WHAT THE TASK REQUIRES » Output every record word for word.
•••
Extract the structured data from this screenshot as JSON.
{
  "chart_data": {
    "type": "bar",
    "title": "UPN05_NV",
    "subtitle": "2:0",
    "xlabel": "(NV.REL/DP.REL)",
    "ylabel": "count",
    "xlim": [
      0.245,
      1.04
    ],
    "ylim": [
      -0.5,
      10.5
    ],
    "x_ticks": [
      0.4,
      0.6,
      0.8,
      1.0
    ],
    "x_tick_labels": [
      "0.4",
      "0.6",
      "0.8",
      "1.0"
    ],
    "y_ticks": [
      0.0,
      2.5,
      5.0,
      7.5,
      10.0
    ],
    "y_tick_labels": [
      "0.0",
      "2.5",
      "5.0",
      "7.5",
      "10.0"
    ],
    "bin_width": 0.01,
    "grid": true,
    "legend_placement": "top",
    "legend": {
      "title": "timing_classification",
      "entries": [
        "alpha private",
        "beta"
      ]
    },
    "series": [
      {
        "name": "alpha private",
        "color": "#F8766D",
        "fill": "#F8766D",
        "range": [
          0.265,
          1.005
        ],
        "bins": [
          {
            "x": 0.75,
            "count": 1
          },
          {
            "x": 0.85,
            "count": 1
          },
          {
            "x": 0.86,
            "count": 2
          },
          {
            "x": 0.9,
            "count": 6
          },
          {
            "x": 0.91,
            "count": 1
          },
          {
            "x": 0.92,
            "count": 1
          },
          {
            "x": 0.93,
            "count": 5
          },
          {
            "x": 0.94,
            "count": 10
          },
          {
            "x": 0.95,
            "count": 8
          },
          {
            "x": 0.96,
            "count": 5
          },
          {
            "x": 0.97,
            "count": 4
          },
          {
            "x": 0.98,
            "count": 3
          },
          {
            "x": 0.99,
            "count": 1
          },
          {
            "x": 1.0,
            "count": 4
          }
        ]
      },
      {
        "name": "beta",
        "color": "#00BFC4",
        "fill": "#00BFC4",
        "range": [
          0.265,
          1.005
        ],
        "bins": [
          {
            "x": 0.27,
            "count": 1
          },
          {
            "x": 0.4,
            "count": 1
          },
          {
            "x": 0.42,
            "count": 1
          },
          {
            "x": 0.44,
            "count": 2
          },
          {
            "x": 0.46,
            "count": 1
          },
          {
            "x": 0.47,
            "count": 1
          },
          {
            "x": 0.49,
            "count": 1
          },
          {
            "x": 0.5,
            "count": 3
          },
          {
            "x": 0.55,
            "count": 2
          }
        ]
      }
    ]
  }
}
•••
TASK ANSWER »
Extract the structured data from this screenshot as JSON.
{
  "chart_data": {
    "type": "bar",
    "title": "UPN05_NV",
    "subtitle": "2:0",
    "xlabel": "(NV.REL/DP.REL)",
    "ylabel": "count",
    "xlim": [
      0.245,
      1.04
    ],
    "ylim": [
      -0.5,
      10.5
    ],
    "x_ticks": [
      0.4,
      0.6,
      0.8,
      1.0
    ],
    "x_tick_labels": [
      "0.4",
      "0.6",
      "0.8",
      "1.0"
    ],
    "y_ticks": [
      0.0,
      2.5,
      5.0,
      7.5,
      10.0
    ],
    "y_tick_labels": [
      "0.0",
      "2.5",
      "5.0",
      "7.5",
      "10.0"
    ],
    "bin_width": 0.01,
    "grid": true,
    "legend_placement": "top",
    "legend": {
      "title": "timing_classification",
      "entries": [
        "alpha private",
        "beta"
      ]
    },
    "series": [
      {
        "name": "alpha private",
        "color": "#F8766D",
        "fill": "#F8766D",
        "range": [
          0.265,
          1.005
        ],
        "bins": [
          {
            "x": 0.75,
            "count": 1
          },
          {
            "x": 0.85,
            "count": 1
          },
          {
            "x": 0.86,
            "count": 2
          },
          {
            "x": 0.9,
            "count": 6
          },
          {
            "x": 0.91,
            "count": 1
          },
          {
            "x": 0.92,
            "count": 1
          },
          {
            "x": 0.93,
            "count": 5
          },
          {
            "x": 0.94,
            "count": 10
          },
          {
            "x": 0.95,
            "count": 8
          },
          {
            "x": 0.96,
            "count": 5
          },
          {
            "x": 0.97,
            "count": 4
          },
          {
            "x": 0.98,
            "count": 3
          },
          {
            "x": 0.99,
            "count": 1
          },
          {
            "x": 1.0,
            "count": 4
          }
        ]
      },
      {
        "name": "beta",
        "color": "#00BFC4",
        "fill": "#00BFC4",
        "range": [
          0.265,
          1.005
        ],
        "bins": [
          {
            "x": 0.27,
            "count": 1
          },
          {
            "x": 0.4,
            "count": 1
          },
          {
            "x": 0.42,
            "count": 1
          },
          {
            "x": 0.44,
            "count": 2
          },
          {
            "x": 0.46,
            "count": 1
          },
          {
            "x": 0.47,
            "count": 1
          },
          {
            "x": 0.49,
            "count": 1
          },
          {
            "x": 0.5,
            "count": 3
          },
          {
            "x": 0.55,
            "count": 2
          }
        ]
      }
    ]
  }
}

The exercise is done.